* _PROVIDED INFORMATION_:
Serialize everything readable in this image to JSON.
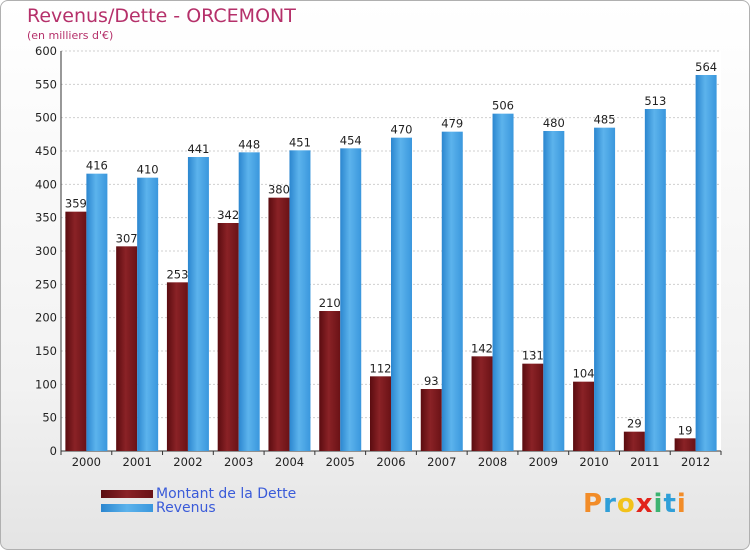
{
  "header": {
    "title": "Revenus/Dette - ORCEMONT",
    "subtitle": "(en milliers d'€)"
  },
  "logo": {
    "letters": [
      "P",
      "r",
      "o",
      "x",
      "i",
      "t",
      "i"
    ],
    "colors": [
      "#f28c28",
      "#2f9fd8",
      "#f2c21b",
      "#e2231a",
      "#3cb371",
      "#2f9fd8",
      "#f28c28"
    ]
  },
  "chart_data": {
    "type": "bar",
    "title": "Revenus/Dette - ORCEMONT",
    "ylabel": "(en milliers d'€)",
    "xlabel": "",
    "ylim": [
      0,
      600
    ],
    "yticks": [
      0,
      50,
      100,
      150,
      200,
      250,
      300,
      350,
      400,
      450,
      500,
      550,
      600
    ],
    "grid": true,
    "legend": "bottom-left",
    "categories": [
      "2000",
      "2001",
      "2002",
      "2003",
      "2004",
      "2005",
      "2006",
      "2007",
      "2008",
      "2009",
      "2010",
      "2011",
      "2012"
    ],
    "series": [
      {
        "name": "Montant de la Dette",
        "color": "#7a1a1e",
        "values": [
          359,
          307,
          253,
          342,
          380,
          210,
          112,
          93,
          142,
          131,
          104,
          29,
          19
        ]
      },
      {
        "name": "Revenus",
        "color": "#3a97dd",
        "values": [
          416,
          410,
          441,
          448,
          451,
          454,
          470,
          479,
          506,
          480,
          485,
          513,
          564
        ]
      }
    ]
  }
}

* _PROMPT_: Verbatim reproduction of every record is required; images are left out.

* _RESULT FOR THIS TASK_:
Serialize everything readable in this image to JSON.
{
  "header": {
    "title": "Revenus/Dette - ORCEMONT",
    "subtitle": "(en milliers d'€)"
  },
  "logo": {
    "letters": [
      "P",
      "r",
      "o",
      "x",
      "i",
      "t",
      "i"
    ],
    "colors": [
      "#f28c28",
      "#2f9fd8",
      "#f2c21b",
      "#e2231a",
      "#3cb371",
      "#2f9fd8",
      "#f28c28"
    ]
  },
  "chart_data": {
    "type": "bar",
    "title": "Revenus/Dette - ORCEMONT",
    "ylabel": "(en milliers d'€)",
    "xlabel": "",
    "ylim": [
      0,
      600
    ],
    "yticks": [
      0,
      50,
      100,
      150,
      200,
      250,
      300,
      350,
      400,
      450,
      500,
      550,
      600
    ],
    "grid": true,
    "legend": "bottom-left",
    "categories": [
      "2000",
      "2001",
      "2002",
      "2003",
      "2004",
      "2005",
      "2006",
      "2007",
      "2008",
      "2009",
      "2010",
      "2011",
      "2012"
    ],
    "series": [
      {
        "name": "Montant de la Dette",
        "color": "#7a1a1e",
        "values": [
          359,
          307,
          253,
          342,
          380,
          210,
          112,
          93,
          142,
          131,
          104,
          29,
          19
        ]
      },
      {
        "name": "Revenus",
        "color": "#3a97dd",
        "values": [
          416,
          410,
          441,
          448,
          451,
          454,
          470,
          479,
          506,
          480,
          485,
          513,
          564
        ]
      }
    ]
  }
}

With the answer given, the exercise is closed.